TCK m.266 kapsamında yürütülen yargılamalarda olağan dava zamanaşımı süresi 8 yıldır. Yani, suçun işlendiği tarihten itibaren 8 yıl içinde soruşturma veya kovuşturma yapılabilir; bu süre geçtikten sonra ise dava açılamaz ve açılmış dava varsa düşer.

Uzlaşma

Uzlaşma, şüpheli veya sanık ile suçun mağduru arasında, bir uzlaştırmacı aracılığıyla iletişim kurulup anlaşma sağlanmasıdır. Ancak kamu görevine ait araç ve gereçleri suçta kullanma suçu, uzlaşma kapsamına giren suçlar arasında yer almaz. Dolayısıyla bu suç bakımından uzlaşma prosedürü uygulanamaz.


Soruşturma, Kovuşturma ve Görevli Mahkeme

Bu suçla ilgili yargılamalar, işlenen esas suçun niteliğine göre Asliye Ceza Mahkemesi veya Ağır Ceza Mahkemesi tarafından yapılır. Örneğin, kamu görevlisinin araç ve gereçleri kullanarak işlediği suçun cezası ağır ceza mahkemesinin görev alanına giriyorsa, TCK m.266 kapsamında yapılacak yargılama da burada görülür.
-*-
**Yapılacak İş**
Yukarıdaki TCK m.266 metninde uzlaşma tanımlanırken adı geçen bütün kişileri sıralayın.

**Veri Kesiti**
-*-
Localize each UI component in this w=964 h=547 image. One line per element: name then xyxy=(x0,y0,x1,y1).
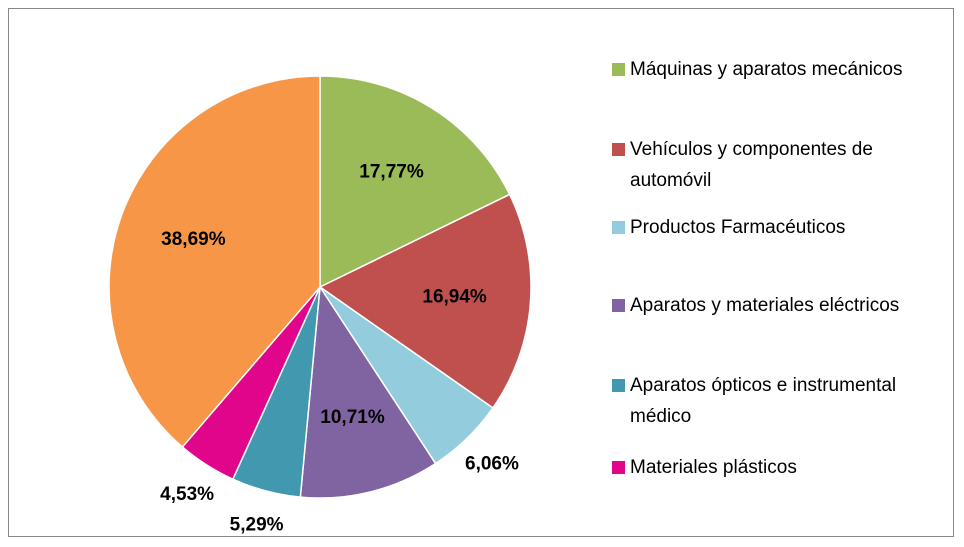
-*-
**Alıştırma Sonucu**
- Şüpheli
- Sanık
- Suçun mağduru
- Uzlaştırmacı